▸ **What is expected**:
Output all the data exactly. Pictures do not belong in the copy.

--- begin ---

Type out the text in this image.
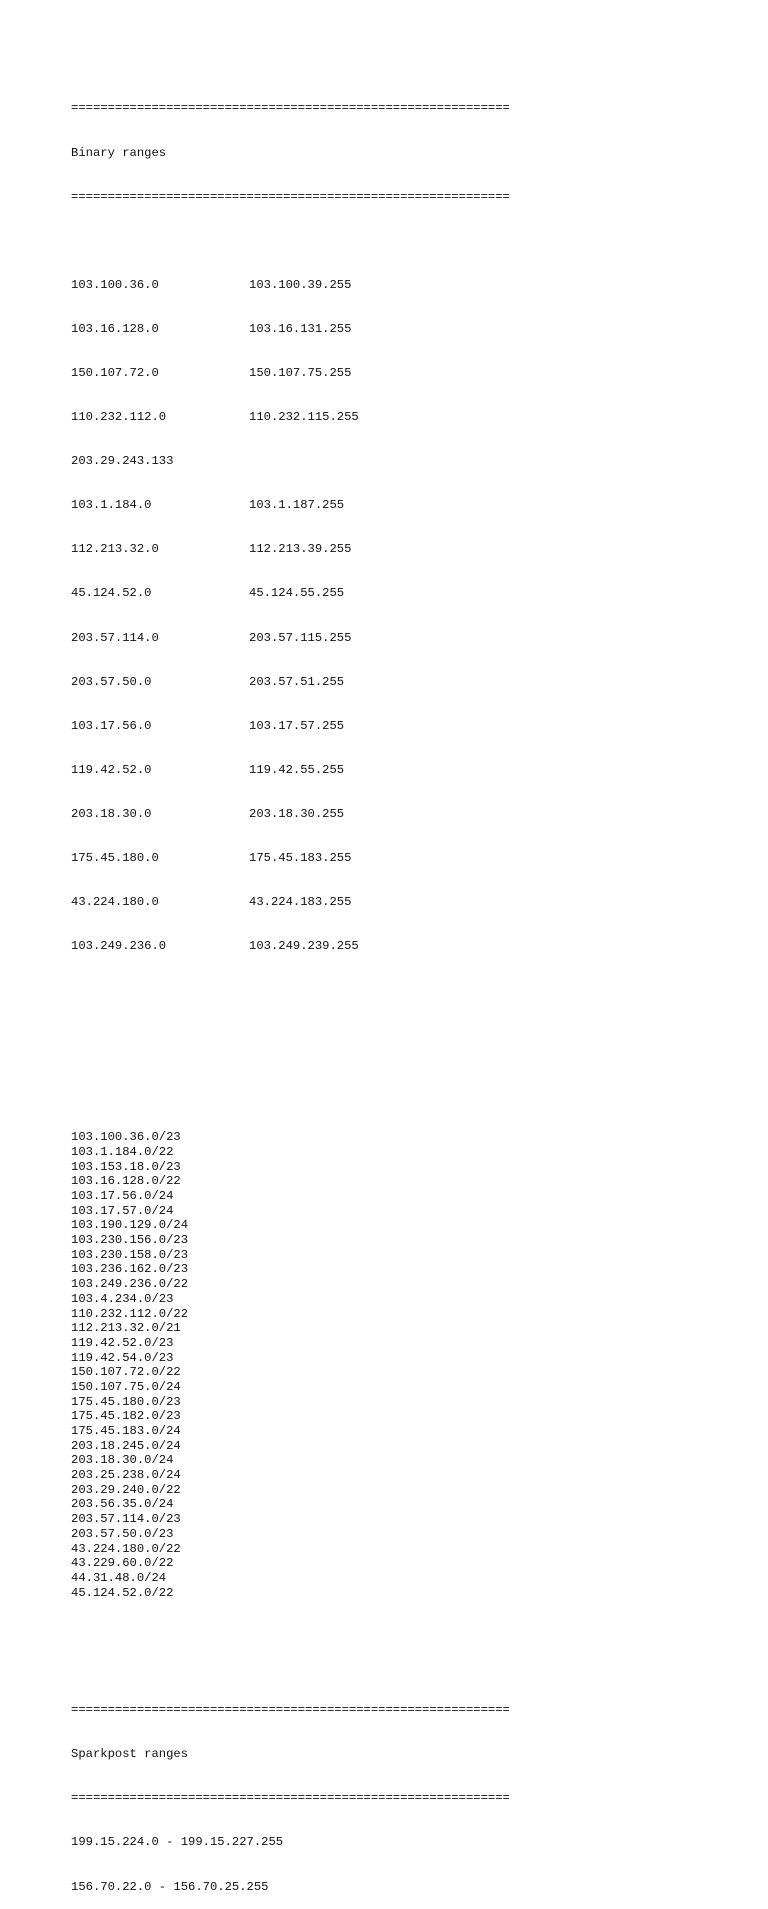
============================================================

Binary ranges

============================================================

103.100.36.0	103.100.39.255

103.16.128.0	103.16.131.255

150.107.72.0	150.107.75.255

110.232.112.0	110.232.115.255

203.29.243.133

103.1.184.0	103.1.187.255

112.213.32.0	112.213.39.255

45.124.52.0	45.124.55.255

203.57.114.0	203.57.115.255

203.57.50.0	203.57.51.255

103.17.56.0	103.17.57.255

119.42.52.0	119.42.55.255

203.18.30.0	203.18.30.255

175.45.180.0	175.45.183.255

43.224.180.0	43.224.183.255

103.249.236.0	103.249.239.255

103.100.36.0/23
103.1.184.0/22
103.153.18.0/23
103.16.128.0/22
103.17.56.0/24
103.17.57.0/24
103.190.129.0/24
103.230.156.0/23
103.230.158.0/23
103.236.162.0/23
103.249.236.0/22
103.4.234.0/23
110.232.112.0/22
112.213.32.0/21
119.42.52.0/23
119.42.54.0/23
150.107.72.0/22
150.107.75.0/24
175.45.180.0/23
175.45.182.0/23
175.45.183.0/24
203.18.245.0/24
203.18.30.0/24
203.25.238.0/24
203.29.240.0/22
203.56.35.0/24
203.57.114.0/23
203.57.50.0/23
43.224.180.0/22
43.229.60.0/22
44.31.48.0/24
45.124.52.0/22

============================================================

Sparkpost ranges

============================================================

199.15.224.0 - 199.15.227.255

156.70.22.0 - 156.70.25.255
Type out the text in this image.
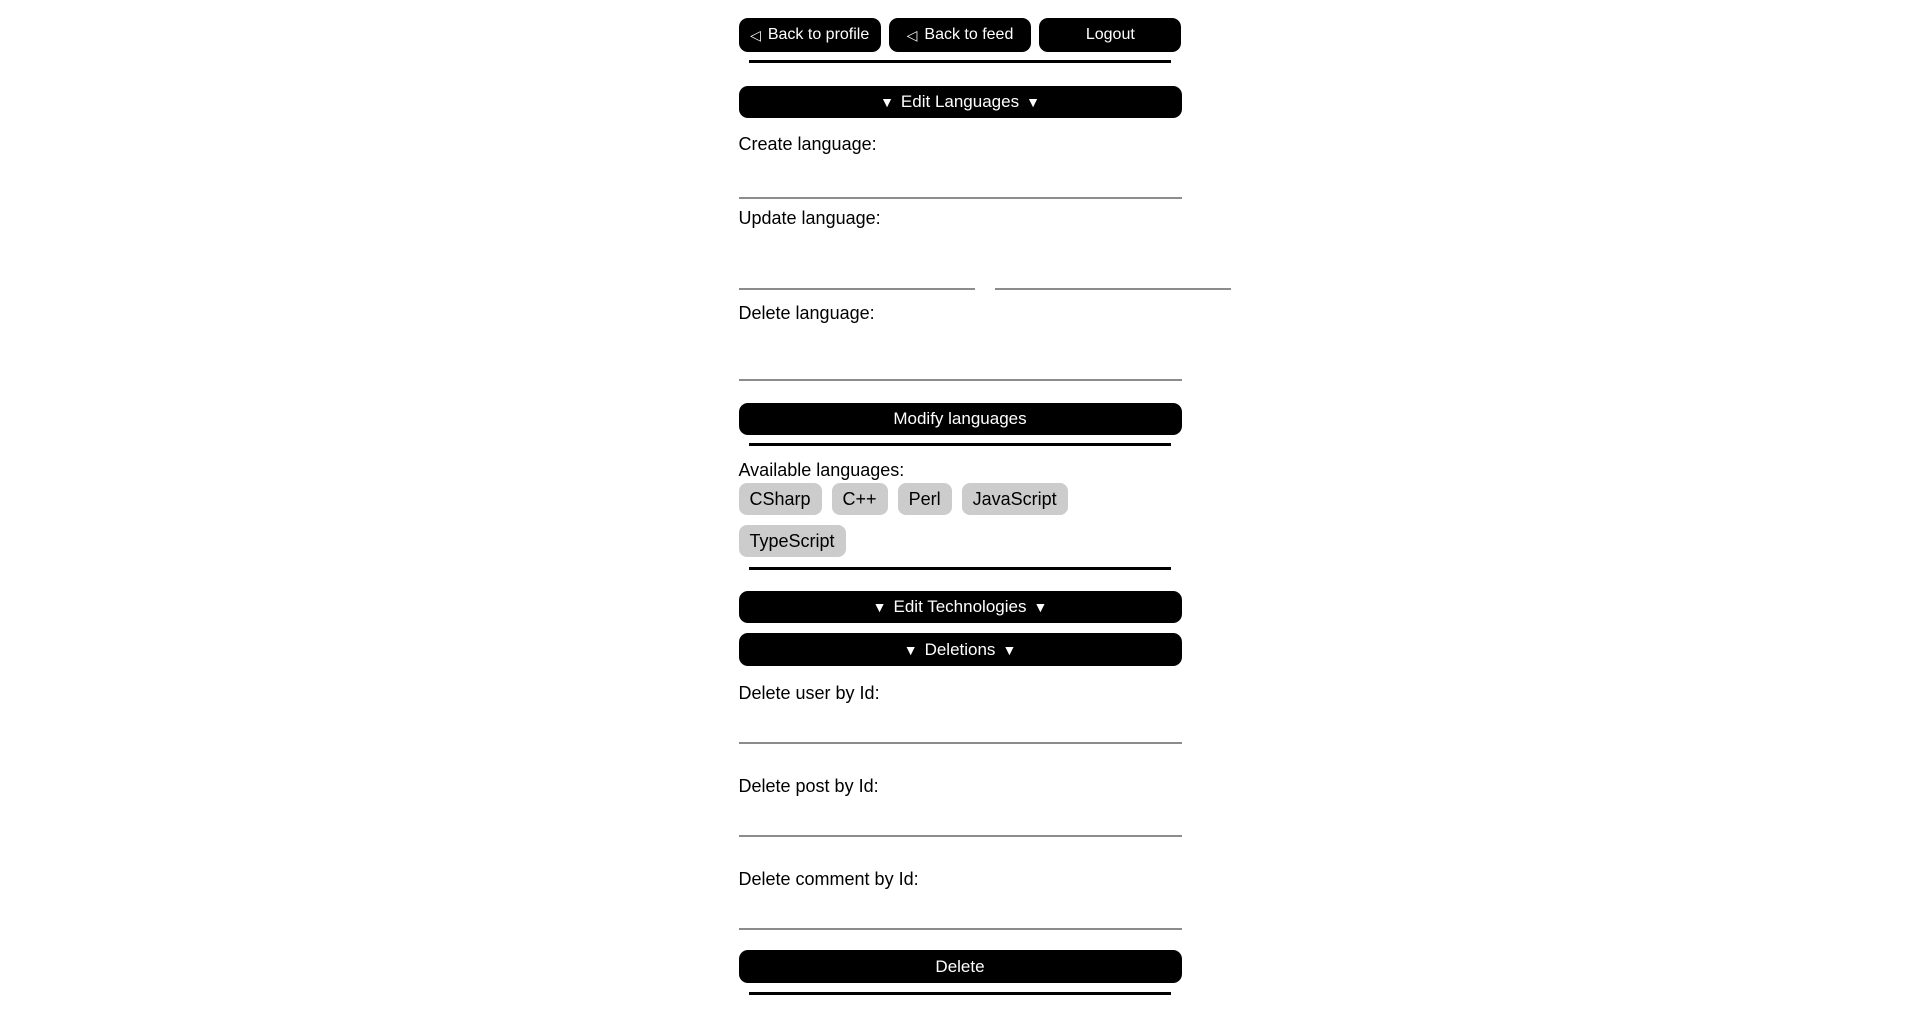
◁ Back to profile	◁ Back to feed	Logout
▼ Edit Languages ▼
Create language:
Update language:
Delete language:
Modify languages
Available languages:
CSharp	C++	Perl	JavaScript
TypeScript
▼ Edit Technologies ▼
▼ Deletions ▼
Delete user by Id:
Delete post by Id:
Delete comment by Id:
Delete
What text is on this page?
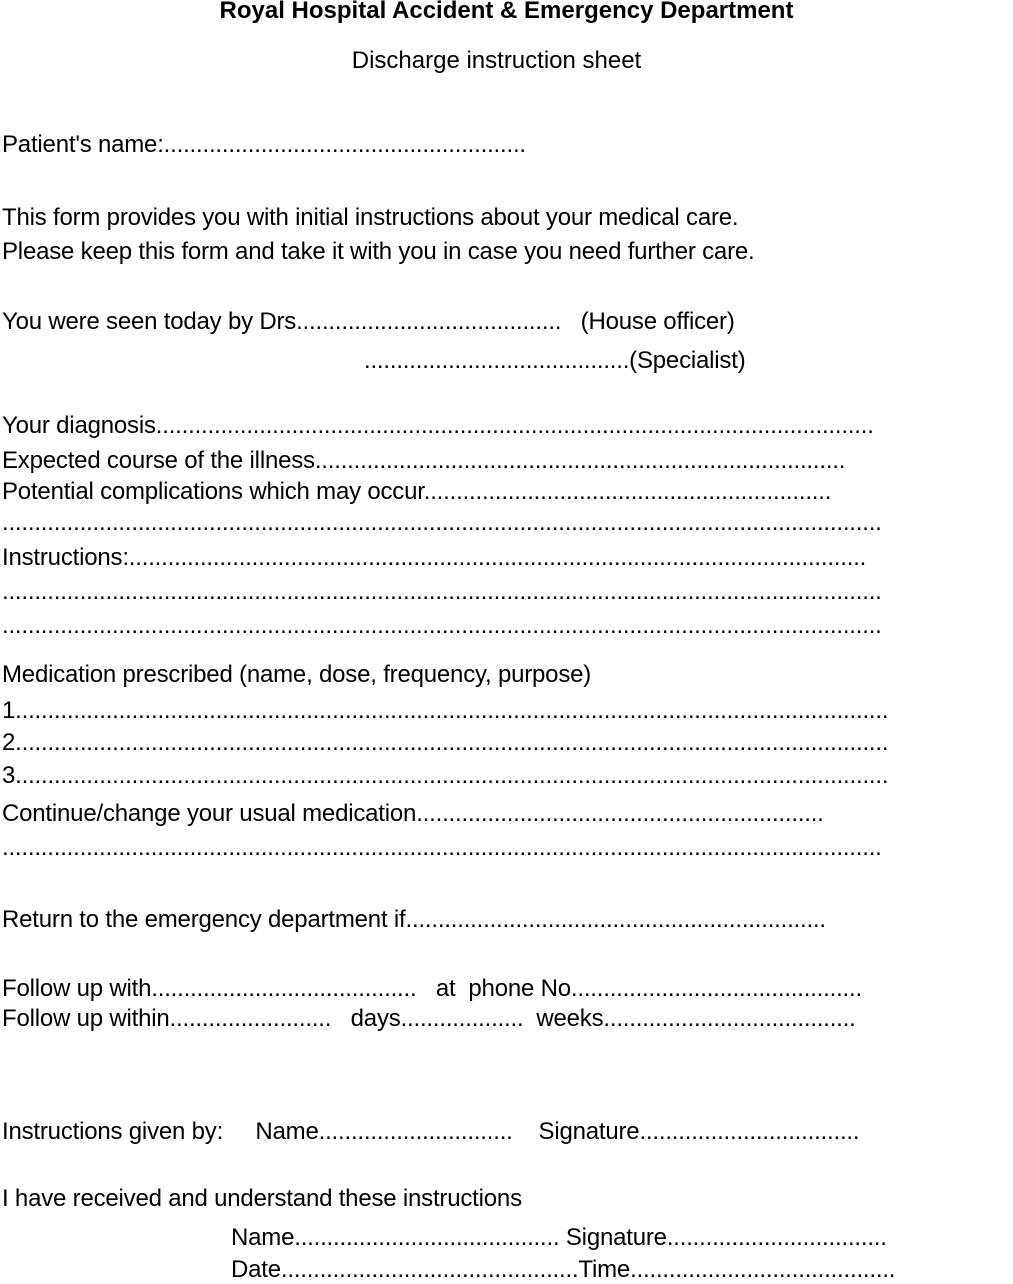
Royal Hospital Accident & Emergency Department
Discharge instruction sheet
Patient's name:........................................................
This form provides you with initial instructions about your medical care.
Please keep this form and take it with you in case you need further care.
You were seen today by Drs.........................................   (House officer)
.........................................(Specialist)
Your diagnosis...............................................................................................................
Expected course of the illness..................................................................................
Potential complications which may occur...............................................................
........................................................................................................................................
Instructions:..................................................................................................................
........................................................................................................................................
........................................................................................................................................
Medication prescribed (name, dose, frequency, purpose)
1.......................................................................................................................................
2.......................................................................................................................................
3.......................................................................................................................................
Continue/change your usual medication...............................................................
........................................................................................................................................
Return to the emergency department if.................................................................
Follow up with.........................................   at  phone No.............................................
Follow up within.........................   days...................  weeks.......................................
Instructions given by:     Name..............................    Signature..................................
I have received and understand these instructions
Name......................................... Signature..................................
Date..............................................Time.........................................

--- end ---

▸ **Task response**:
Type out the text in this image.
============================================================

Binary ranges

============================================================

103.100.36.0	103.100.39.255

103.16.128.0	103.16.131.255

150.107.72.0	150.107.75.255

110.232.112.0	110.232.115.255

203.29.243.133

103.1.184.0	103.1.187.255

112.213.32.0	112.213.39.255

45.124.52.0	45.124.55.255

203.57.114.0	203.57.115.255

203.57.50.0	203.57.51.255

103.17.56.0	103.17.57.255

119.42.52.0	119.42.55.255

203.18.30.0	203.18.30.255

175.45.180.0	175.45.183.255

43.224.180.0	43.224.183.255

103.249.236.0	103.249.239.255

103.100.36.0/23
103.1.184.0/22
103.153.18.0/23
103.16.128.0/22
103.17.56.0/24
103.17.57.0/24
103.190.129.0/24
103.230.156.0/23
103.230.158.0/23
103.236.162.0/23
103.249.236.0/22
103.4.234.0/23
110.232.112.0/22
112.213.32.0/21
119.42.52.0/23
119.42.54.0/23
150.107.72.0/22
150.107.75.0/24
175.45.180.0/23
175.45.182.0/23
175.45.183.0/24
203.18.245.0/24
203.18.30.0/24
203.25.238.0/24
203.29.240.0/22
203.56.35.0/24
203.57.114.0/23
203.57.50.0/23
43.224.180.0/22
43.229.60.0/22
44.31.48.0/24
45.124.52.0/22

============================================================

Sparkpost ranges

============================================================

199.15.224.0 - 199.15.227.255

156.70.22.0 - 156.70.25.255
Type out the text in this image.
◁ Back to profile	◁ Back to feed	Logout
▼ Edit Languages ▼
Create language:
Update language:
Delete language:
Modify languages
Available languages:
CSharp	C++	Perl	JavaScript
TypeScript
▼ Edit Technologies ▼
▼ Deletions ▼
Delete user by Id:
Delete post by Id:
Delete comment by Id:
Delete
What text is on this page?
Royal Hospital Accident & Emergency Department
Discharge instruction sheet
Patient's name:........................................................
This form provides you with initial instructions about your medical care.
Please keep this form and take it with you in case you need further care.
You were seen today by Drs.........................................   (House officer)
.........................................(Specialist)
Your diagnosis...............................................................................................................
Expected course of the illness..................................................................................
Potential complications which may occur...............................................................
........................................................................................................................................
Instructions:..................................................................................................................
........................................................................................................................................
........................................................................................................................................
Medication prescribed (name, dose, frequency, purpose)
1.......................................................................................................................................
2.......................................................................................................................................
3.......................................................................................................................................
Continue/change your usual medication...............................................................
........................................................................................................................................
Return to the emergency department if.................................................................
Follow up with.........................................   at  phone No.............................................
Follow up within.........................   days...................  weeks.......................................
Instructions given by:     Name..............................    Signature..................................
I have received and understand these instructions
Name......................................... Signature..................................
Date..............................................Time.........................................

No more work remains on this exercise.